> _Required task_:
Give the number of lines below that contain the word "Miasto", and nothing else.

> _Listed records_:
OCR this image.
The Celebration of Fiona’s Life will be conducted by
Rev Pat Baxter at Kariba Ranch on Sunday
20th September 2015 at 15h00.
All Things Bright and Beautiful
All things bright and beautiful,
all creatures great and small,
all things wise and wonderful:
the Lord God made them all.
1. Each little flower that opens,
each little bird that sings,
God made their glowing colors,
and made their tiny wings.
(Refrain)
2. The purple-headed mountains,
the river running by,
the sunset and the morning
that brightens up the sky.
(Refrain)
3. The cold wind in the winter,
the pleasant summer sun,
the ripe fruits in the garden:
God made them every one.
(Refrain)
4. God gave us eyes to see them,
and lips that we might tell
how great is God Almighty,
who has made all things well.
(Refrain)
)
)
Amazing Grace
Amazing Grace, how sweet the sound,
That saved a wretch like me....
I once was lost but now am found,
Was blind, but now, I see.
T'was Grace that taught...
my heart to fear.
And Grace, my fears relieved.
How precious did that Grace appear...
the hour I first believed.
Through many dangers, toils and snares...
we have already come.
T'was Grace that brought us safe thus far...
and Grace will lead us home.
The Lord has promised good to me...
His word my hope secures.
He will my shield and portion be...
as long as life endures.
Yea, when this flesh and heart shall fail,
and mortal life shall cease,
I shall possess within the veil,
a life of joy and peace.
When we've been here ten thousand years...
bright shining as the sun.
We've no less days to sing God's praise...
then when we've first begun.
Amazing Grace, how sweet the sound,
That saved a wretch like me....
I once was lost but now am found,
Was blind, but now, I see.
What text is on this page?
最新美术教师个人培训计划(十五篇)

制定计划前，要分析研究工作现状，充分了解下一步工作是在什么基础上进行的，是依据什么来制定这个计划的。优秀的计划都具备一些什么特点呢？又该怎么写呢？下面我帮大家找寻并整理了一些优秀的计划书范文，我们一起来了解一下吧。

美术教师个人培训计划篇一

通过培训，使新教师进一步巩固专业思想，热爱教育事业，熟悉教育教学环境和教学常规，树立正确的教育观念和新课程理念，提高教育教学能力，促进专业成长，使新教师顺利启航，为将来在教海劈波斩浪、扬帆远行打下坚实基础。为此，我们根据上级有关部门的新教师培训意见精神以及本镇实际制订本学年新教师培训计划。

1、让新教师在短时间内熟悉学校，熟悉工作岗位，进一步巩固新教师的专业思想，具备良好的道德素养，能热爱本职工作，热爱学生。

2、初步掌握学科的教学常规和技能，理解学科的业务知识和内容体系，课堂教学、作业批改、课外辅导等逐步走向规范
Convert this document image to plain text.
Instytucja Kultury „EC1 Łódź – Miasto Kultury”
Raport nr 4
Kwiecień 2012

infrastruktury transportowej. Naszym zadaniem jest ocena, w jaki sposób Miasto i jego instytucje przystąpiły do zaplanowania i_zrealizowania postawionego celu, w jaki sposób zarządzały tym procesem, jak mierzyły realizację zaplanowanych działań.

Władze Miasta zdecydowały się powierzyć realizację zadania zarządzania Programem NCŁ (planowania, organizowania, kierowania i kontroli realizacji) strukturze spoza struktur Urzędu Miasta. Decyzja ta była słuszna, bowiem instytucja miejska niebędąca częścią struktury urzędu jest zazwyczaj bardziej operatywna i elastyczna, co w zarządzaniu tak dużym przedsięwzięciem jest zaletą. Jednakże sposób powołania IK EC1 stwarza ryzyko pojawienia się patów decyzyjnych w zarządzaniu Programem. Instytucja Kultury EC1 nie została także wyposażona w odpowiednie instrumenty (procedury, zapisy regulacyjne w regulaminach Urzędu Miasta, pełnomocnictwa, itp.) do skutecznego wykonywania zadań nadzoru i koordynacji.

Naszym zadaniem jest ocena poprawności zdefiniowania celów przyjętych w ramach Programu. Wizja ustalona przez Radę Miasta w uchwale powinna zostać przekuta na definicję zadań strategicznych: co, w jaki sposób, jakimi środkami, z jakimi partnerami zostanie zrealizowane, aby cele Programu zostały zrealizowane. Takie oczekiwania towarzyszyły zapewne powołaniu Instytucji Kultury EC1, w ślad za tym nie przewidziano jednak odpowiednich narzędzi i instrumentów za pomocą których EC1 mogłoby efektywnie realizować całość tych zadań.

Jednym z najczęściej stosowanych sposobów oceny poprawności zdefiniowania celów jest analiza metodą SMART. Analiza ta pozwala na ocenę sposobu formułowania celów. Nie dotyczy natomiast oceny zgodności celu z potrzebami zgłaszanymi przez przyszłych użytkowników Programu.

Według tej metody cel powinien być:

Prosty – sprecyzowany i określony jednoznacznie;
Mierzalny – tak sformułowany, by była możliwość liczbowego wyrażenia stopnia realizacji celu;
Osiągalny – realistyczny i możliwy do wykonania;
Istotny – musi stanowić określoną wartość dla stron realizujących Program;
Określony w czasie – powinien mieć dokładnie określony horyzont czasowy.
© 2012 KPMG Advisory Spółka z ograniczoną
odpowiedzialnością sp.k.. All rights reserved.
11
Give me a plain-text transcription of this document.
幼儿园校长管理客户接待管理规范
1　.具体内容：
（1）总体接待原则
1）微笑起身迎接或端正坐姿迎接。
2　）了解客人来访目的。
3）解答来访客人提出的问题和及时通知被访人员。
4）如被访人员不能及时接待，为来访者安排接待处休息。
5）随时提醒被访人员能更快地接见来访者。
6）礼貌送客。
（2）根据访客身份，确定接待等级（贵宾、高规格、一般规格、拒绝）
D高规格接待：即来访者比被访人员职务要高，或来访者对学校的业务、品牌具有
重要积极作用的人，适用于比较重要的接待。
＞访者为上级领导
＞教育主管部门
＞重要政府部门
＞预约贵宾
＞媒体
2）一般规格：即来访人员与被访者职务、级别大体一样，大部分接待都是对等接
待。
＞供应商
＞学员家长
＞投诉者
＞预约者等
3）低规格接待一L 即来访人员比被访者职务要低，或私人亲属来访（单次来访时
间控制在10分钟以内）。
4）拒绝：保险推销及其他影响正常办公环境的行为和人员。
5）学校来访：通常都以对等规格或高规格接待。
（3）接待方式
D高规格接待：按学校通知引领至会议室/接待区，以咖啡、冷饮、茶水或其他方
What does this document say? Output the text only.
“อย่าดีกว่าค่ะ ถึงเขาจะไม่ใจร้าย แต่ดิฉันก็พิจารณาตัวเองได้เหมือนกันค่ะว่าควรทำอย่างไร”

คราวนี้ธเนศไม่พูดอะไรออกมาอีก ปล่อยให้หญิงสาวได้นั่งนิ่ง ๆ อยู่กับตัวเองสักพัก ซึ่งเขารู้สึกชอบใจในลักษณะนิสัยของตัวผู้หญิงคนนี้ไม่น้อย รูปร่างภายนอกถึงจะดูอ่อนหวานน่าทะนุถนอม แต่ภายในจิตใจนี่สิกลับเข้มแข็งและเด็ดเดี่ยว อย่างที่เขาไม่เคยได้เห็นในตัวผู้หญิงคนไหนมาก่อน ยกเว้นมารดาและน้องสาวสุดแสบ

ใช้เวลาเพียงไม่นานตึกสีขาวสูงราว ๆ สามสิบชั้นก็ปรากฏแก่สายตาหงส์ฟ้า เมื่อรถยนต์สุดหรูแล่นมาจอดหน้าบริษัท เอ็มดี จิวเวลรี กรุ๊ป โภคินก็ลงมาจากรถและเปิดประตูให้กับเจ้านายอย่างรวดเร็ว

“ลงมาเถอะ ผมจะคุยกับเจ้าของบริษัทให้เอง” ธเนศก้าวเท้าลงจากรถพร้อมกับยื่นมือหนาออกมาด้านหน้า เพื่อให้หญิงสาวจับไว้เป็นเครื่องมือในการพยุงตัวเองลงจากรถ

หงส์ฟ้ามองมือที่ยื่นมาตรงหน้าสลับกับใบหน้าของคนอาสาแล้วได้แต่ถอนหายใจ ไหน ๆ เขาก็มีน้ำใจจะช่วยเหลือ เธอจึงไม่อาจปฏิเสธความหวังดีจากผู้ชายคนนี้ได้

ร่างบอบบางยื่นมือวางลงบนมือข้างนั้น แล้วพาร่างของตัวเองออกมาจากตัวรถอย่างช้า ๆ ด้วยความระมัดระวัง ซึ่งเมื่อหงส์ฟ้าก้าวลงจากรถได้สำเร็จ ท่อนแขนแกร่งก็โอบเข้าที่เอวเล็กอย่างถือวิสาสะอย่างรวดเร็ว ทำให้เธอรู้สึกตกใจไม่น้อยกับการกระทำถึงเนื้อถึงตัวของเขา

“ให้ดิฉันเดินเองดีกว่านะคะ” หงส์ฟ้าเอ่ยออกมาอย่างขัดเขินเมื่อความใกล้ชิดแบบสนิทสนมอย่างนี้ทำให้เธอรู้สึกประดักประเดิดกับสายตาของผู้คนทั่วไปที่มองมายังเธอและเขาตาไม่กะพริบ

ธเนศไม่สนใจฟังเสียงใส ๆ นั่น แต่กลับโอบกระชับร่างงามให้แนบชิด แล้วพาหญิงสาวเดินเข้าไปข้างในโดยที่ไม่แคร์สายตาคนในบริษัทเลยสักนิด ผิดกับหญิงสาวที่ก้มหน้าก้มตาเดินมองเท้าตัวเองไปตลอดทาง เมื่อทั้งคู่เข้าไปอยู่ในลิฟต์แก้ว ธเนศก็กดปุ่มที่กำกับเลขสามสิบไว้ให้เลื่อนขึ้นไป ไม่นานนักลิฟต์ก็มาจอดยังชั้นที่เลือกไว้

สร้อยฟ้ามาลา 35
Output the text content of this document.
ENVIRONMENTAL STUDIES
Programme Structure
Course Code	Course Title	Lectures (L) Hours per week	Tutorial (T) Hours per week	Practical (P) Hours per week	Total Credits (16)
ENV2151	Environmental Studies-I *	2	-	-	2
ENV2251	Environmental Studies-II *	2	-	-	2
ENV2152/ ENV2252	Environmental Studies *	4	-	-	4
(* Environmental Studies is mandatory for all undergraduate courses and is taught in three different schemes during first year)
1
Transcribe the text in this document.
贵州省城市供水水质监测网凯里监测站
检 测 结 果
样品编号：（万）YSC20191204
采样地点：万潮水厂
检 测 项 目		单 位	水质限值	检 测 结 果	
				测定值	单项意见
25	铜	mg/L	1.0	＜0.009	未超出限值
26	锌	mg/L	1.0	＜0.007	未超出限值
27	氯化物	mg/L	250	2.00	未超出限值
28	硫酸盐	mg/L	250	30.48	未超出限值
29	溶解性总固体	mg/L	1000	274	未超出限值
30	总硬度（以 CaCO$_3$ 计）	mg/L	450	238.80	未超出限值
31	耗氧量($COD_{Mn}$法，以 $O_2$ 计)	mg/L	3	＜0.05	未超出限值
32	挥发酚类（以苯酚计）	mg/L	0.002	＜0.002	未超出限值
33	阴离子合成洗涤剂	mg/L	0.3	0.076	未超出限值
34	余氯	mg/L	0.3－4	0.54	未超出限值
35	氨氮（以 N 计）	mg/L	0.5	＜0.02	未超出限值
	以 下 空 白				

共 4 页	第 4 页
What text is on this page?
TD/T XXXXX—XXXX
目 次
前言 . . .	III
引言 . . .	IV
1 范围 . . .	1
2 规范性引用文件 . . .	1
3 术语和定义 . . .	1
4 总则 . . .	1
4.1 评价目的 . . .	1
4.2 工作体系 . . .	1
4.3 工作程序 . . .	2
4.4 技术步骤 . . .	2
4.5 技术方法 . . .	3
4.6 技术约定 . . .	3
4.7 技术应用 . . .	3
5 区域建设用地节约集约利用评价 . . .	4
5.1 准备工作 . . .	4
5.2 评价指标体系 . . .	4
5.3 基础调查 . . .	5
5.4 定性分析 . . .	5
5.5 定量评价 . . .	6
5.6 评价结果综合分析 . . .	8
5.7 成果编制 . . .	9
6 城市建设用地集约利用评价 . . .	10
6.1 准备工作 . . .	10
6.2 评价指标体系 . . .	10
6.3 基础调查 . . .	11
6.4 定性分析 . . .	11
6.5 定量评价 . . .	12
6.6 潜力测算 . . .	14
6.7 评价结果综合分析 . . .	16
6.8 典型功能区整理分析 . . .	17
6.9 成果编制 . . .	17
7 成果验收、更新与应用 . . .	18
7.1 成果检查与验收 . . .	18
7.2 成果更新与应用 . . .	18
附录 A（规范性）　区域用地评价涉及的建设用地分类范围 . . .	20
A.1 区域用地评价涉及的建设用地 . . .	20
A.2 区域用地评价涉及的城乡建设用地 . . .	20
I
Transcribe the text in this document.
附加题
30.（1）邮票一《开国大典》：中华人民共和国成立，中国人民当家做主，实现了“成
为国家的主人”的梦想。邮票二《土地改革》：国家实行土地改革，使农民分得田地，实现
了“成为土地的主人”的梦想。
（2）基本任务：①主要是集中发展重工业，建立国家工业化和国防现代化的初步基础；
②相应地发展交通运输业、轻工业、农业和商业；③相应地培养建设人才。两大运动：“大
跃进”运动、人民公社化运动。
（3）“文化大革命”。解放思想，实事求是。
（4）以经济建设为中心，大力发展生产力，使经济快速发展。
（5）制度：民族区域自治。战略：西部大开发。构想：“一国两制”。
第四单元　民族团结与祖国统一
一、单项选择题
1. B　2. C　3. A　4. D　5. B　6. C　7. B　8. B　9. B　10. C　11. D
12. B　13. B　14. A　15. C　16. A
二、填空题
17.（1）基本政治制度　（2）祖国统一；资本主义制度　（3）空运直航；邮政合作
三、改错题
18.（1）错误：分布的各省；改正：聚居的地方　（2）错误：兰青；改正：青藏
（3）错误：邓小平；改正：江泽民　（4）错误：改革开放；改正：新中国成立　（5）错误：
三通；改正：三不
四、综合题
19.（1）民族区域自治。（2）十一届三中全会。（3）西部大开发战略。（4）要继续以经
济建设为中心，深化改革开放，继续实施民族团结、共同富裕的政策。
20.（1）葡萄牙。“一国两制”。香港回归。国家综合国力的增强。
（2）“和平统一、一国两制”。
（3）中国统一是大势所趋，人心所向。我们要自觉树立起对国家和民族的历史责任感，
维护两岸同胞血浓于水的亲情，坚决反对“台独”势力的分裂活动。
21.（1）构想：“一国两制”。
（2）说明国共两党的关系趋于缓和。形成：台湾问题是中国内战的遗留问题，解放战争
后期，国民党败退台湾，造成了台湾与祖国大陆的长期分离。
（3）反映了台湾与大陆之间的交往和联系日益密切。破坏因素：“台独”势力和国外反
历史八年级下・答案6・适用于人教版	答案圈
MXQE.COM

> _Final result_:
2